» **INSTRUCTION**
Copy each line below in which the word "ylabel" occurs.

» **SUPPLIED DATA**
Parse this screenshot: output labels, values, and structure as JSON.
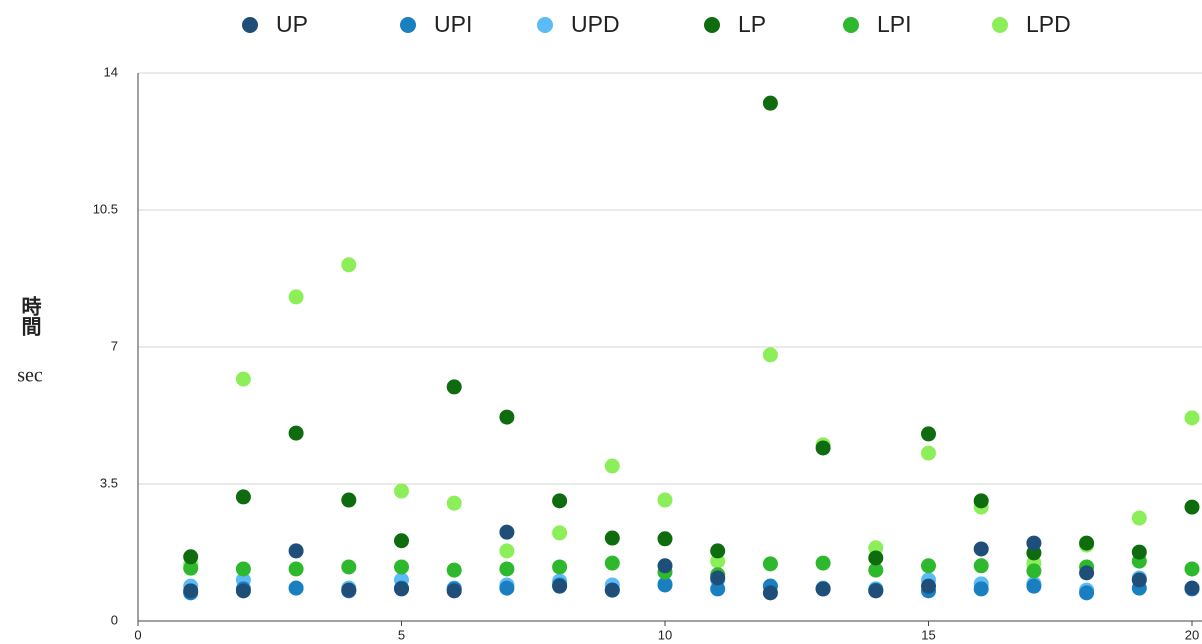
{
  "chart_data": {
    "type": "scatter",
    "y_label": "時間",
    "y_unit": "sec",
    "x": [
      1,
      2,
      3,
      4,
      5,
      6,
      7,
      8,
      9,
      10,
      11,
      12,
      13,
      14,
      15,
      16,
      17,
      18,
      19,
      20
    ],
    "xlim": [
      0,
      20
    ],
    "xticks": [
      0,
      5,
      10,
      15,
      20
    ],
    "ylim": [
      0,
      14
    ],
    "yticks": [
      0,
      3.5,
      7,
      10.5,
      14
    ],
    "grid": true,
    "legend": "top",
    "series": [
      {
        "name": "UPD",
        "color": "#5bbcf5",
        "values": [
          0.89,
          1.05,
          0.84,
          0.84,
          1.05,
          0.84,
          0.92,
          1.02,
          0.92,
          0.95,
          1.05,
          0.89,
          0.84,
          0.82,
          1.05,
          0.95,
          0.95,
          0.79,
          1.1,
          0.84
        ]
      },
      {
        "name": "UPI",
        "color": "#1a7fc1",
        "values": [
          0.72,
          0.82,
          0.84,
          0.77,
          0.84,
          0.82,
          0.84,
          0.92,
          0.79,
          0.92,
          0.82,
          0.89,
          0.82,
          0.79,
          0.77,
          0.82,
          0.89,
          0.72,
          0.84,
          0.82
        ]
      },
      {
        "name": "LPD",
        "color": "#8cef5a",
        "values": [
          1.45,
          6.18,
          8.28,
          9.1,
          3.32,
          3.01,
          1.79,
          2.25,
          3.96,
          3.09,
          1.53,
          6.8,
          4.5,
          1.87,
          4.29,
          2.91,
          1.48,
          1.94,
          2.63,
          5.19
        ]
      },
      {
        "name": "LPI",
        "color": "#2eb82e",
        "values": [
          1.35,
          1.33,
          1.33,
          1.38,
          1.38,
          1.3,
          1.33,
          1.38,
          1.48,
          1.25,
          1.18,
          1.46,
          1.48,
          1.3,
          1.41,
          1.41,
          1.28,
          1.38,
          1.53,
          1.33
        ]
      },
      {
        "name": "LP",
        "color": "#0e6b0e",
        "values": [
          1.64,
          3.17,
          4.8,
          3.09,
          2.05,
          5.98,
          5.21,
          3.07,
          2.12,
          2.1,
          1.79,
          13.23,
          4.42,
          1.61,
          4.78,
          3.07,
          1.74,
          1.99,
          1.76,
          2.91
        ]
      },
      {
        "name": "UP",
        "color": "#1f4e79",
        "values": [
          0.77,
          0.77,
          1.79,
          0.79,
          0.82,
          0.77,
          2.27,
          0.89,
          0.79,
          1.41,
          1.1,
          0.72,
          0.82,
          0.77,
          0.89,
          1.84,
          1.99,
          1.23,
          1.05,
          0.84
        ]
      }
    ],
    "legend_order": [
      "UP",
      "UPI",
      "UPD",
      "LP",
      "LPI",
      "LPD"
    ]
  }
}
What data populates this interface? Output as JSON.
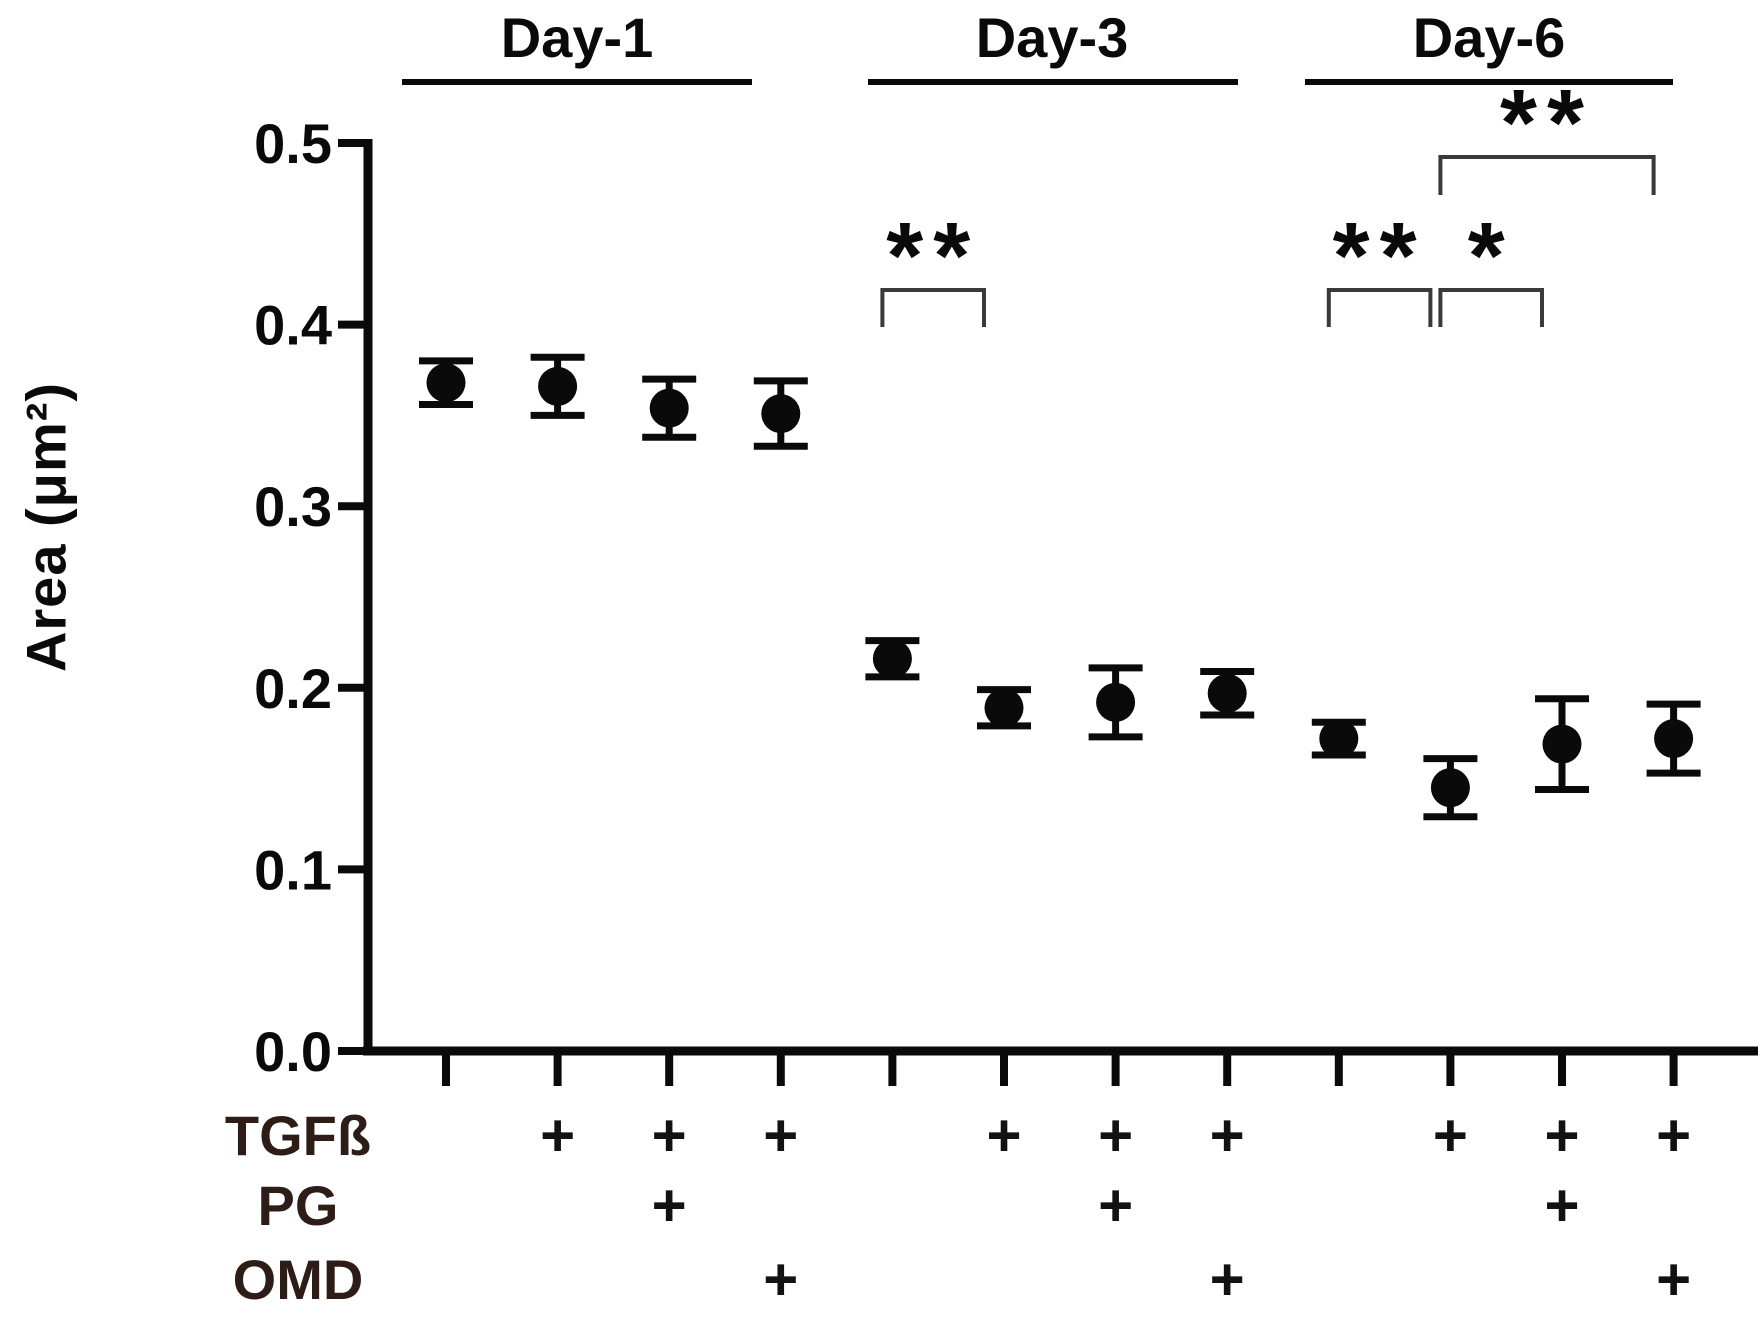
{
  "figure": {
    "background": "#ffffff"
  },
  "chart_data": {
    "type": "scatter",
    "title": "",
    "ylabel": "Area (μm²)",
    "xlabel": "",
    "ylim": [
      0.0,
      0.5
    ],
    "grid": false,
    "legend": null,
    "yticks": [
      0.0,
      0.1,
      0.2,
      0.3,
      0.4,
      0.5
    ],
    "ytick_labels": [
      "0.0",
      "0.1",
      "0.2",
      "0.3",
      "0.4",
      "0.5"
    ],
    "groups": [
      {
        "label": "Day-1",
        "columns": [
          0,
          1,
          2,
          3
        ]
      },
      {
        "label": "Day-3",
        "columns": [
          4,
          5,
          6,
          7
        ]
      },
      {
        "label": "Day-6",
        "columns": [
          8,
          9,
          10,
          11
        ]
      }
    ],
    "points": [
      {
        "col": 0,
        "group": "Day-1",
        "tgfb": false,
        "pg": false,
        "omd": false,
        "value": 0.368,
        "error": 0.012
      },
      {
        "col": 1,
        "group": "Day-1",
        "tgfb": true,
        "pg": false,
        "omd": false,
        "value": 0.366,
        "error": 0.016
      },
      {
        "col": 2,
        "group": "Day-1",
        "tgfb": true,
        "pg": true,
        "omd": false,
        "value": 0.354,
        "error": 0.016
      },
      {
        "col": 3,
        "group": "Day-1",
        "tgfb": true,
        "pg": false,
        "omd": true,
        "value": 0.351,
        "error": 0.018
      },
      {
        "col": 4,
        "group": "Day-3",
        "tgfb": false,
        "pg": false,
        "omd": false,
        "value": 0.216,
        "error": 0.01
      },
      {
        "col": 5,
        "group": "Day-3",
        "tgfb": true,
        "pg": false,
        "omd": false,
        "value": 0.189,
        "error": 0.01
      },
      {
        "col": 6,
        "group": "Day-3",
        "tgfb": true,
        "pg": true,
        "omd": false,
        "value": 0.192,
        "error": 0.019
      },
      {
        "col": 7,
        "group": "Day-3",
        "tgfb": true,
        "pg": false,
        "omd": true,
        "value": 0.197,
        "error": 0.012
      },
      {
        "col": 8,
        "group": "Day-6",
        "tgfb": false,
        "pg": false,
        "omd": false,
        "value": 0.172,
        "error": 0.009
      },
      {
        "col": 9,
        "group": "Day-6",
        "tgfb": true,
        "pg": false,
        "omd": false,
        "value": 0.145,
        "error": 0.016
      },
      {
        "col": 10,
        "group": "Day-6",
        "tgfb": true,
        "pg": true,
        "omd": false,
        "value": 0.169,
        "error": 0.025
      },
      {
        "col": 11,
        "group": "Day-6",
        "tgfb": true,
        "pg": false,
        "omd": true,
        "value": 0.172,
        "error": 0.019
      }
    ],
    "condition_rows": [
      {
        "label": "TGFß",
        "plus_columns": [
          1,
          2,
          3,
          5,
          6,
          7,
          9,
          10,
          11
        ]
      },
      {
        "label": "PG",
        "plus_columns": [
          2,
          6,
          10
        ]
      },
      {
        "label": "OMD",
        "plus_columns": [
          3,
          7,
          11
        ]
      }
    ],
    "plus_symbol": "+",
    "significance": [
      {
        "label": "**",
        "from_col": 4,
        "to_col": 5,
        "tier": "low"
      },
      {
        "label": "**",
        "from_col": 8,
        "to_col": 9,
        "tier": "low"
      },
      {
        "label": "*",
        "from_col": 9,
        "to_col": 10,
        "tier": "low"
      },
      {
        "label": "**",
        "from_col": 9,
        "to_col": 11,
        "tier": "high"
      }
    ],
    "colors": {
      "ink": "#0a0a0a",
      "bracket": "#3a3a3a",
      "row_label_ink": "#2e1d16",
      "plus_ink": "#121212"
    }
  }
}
--
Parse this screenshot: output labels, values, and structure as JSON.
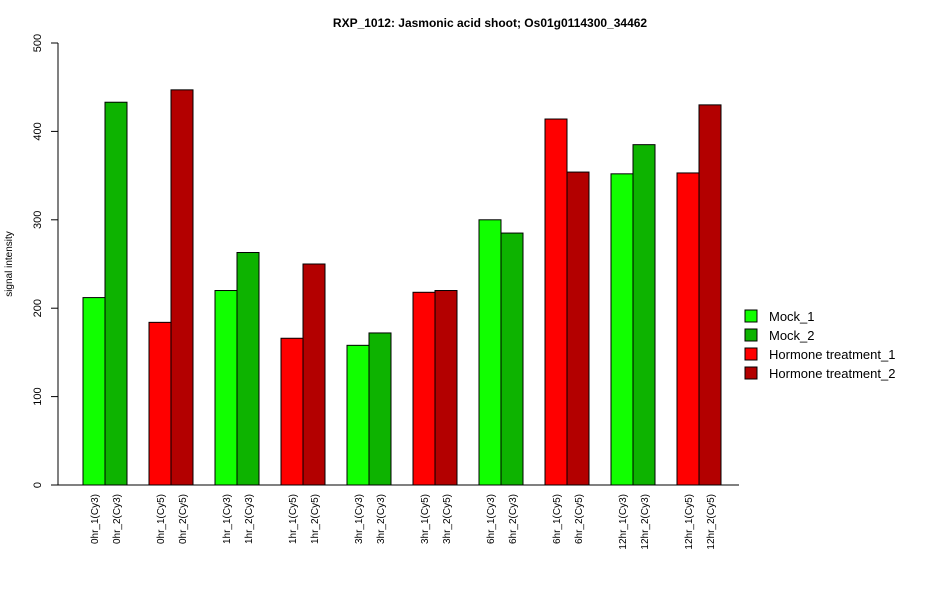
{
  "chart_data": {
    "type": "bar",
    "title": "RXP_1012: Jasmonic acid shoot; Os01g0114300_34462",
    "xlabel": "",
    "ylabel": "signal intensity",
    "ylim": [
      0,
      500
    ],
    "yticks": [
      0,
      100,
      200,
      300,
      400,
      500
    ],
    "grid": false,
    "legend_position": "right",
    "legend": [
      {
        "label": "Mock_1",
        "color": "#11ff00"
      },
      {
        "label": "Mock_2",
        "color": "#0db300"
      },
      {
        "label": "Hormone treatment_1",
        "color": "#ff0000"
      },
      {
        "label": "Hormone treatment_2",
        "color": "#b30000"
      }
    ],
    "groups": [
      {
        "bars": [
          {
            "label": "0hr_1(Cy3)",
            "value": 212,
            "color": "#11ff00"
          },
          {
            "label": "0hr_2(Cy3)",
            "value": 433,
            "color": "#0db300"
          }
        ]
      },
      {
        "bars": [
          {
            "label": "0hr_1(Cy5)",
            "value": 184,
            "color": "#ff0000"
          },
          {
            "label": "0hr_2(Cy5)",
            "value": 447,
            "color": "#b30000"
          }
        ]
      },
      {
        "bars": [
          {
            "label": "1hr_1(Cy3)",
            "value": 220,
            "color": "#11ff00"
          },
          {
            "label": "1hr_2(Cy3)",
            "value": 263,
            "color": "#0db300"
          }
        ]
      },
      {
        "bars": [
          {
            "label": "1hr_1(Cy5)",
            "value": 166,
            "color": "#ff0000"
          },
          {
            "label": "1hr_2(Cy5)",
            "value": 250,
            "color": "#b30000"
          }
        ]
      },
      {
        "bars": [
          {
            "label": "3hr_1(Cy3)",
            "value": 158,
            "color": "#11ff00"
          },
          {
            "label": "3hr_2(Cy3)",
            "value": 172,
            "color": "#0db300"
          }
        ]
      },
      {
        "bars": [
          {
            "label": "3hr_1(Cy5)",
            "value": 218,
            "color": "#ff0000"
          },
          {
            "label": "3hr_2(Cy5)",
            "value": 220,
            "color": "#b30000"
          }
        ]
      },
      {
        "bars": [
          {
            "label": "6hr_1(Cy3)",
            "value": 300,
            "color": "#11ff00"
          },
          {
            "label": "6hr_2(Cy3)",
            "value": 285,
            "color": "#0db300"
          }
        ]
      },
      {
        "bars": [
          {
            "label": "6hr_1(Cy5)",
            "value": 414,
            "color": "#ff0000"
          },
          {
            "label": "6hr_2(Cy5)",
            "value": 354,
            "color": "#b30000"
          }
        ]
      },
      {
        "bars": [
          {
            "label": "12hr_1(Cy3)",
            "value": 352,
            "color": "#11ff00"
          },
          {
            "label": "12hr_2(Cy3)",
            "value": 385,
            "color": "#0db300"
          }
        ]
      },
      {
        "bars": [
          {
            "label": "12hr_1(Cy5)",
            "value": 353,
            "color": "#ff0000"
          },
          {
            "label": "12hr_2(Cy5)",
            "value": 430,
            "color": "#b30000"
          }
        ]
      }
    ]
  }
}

» **OUTPUT FOR THIS TASK**
    "ylabel": "Area (μm²)",
    "ylabel": "signal intensity",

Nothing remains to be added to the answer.